What follows is a listing; give it again exactly, in its entirety.

Recorded data ->
------------------------------------------------
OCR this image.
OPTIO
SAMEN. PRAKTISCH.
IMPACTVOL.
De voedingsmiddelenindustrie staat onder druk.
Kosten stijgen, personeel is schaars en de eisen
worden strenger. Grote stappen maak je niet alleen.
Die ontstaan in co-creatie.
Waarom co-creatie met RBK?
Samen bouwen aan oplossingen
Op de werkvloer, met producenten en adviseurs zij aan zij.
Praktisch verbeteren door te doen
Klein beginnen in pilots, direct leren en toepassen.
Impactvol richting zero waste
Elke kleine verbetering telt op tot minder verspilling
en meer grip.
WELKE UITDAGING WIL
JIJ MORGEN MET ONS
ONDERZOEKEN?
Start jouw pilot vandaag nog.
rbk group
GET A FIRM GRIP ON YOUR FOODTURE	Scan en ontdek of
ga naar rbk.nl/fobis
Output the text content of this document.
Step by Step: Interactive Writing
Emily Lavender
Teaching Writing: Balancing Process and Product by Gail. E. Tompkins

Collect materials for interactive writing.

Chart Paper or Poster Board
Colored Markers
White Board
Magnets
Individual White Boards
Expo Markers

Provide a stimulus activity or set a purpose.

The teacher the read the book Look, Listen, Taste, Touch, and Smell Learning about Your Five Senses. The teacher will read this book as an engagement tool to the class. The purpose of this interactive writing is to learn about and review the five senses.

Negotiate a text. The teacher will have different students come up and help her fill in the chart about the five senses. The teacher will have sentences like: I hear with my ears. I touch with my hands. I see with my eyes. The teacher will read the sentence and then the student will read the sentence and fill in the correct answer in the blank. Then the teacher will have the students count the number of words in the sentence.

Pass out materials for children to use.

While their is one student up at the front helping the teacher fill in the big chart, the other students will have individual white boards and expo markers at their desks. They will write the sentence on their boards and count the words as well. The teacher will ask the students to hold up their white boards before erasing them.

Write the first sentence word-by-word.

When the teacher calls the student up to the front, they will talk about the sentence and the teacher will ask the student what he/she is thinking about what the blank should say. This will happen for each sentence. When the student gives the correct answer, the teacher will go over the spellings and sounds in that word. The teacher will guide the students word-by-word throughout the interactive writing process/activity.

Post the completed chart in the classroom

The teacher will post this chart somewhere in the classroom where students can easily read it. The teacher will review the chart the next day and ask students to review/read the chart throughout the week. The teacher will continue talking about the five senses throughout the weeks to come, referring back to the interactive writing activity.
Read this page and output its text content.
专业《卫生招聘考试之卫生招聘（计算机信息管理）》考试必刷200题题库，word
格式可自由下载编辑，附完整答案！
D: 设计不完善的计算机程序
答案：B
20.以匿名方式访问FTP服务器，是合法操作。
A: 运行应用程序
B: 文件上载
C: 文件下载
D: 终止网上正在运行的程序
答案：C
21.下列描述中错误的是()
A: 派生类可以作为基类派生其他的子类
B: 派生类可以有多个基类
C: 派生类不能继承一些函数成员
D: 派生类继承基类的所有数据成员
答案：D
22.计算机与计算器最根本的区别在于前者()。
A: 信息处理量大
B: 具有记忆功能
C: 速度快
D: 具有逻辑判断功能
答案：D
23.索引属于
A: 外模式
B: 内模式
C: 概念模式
------------------------------------------------
Expected answer ->
OCR this image.
OPTIO
SAMEN. PRAKTISCH.
IMPACTVOL.
De voedingsmiddelenindustrie staat onder druk.
Kosten stijgen, personeel is schaars en de eisen
worden strenger. Grote stappen maak je niet alleen.
Die ontstaan in co-creatie.
Waarom co-creatie met RBK?
Samen bouwen aan oplossingen
Op de werkvloer, met producenten en adviseurs zij aan zij.
Praktisch verbeteren door te doen
Klein beginnen in pilots, direct leren en toepassen.
Impactvol richting zero waste
Elke kleine verbetering telt op tot minder verspilling
en meer grip.
WELKE UITDAGING WIL
JIJ MORGEN MET ONS
ONDERZOEKEN?
Start jouw pilot vandaag nog.
rbk group
GET A FIRM GRIP ON YOUR FOODTURE	Scan en ontdek of
ga naar rbk.nl/fobis
Output the text content of this document.
Step by Step: Interactive Writing
Emily Lavender
Teaching Writing: Balancing Process and Product by Gail. E. Tompkins

Collect materials for interactive writing.

Chart Paper or Poster Board
Colored Markers
White Board
Magnets
Individual White Boards
Expo Markers

Provide a stimulus activity or set a purpose.

The teacher the read the book Look, Listen, Taste, Touch, and Smell Learning about Your Five Senses. The teacher will read this book as an engagement tool to the class. The purpose of this interactive writing is to learn about and review the five senses.

Negotiate a text. The teacher will have different students come up and help her fill in the chart about the five senses. The teacher will have sentences like: I hear with my ears. I touch with my hands. I see with my eyes. The teacher will read the sentence and then the student will read the sentence and fill in the correct answer in the blank. Then the teacher will have the students count the number of words in the sentence.

Pass out materials for children to use.

While their is one student up at the front helping the teacher fill in the big chart, the other students will have individual white boards and expo markers at their desks. They will write the sentence on their boards and count the words as well. The teacher will ask the students to hold up their white boards before erasing them.

Write the first sentence word-by-word.

When the teacher calls the student up to the front, they will talk about the sentence and the teacher will ask the student what he/she is thinking about what the blank should say. This will happen for each sentence. When the student gives the correct answer, the teacher will go over the spellings and sounds in that word. The teacher will guide the students word-by-word throughout the interactive writing process/activity.

Post the completed chart in the classroom

The teacher will post this chart somewhere in the classroom where students can easily read it. The teacher will review the chart the next day and ask students to review/read the chart throughout the week. The teacher will continue talking about the five senses throughout the weeks to come, referring back to the interactive writing activity.
Read this page and output its text content.
专业《卫生招聘考试之卫生招聘（计算机信息管理）》考试必刷200题题库，word
格式可自由下载编辑，附完整答案！
D: 设计不完善的计算机程序
答案：B
20.以匿名方式访问FTP服务器，是合法操作。
A: 运行应用程序
B: 文件上载
C: 文件下载
D: 终止网上正在运行的程序
答案：C
21.下列描述中错误的是()
A: 派生类可以作为基类派生其他的子类
B: 派生类可以有多个基类
C: 派生类不能继承一些函数成员
D: 派生类继承基类的所有数据成员
答案：D
22.计算机与计算器最根本的区别在于前者()。
A: 信息处理量大
B: 具有记忆功能
C: 速度快
D: 具有逻辑判断功能
答案：D
23.索引属于
A: 外模式
B: 内模式
C: 概念模式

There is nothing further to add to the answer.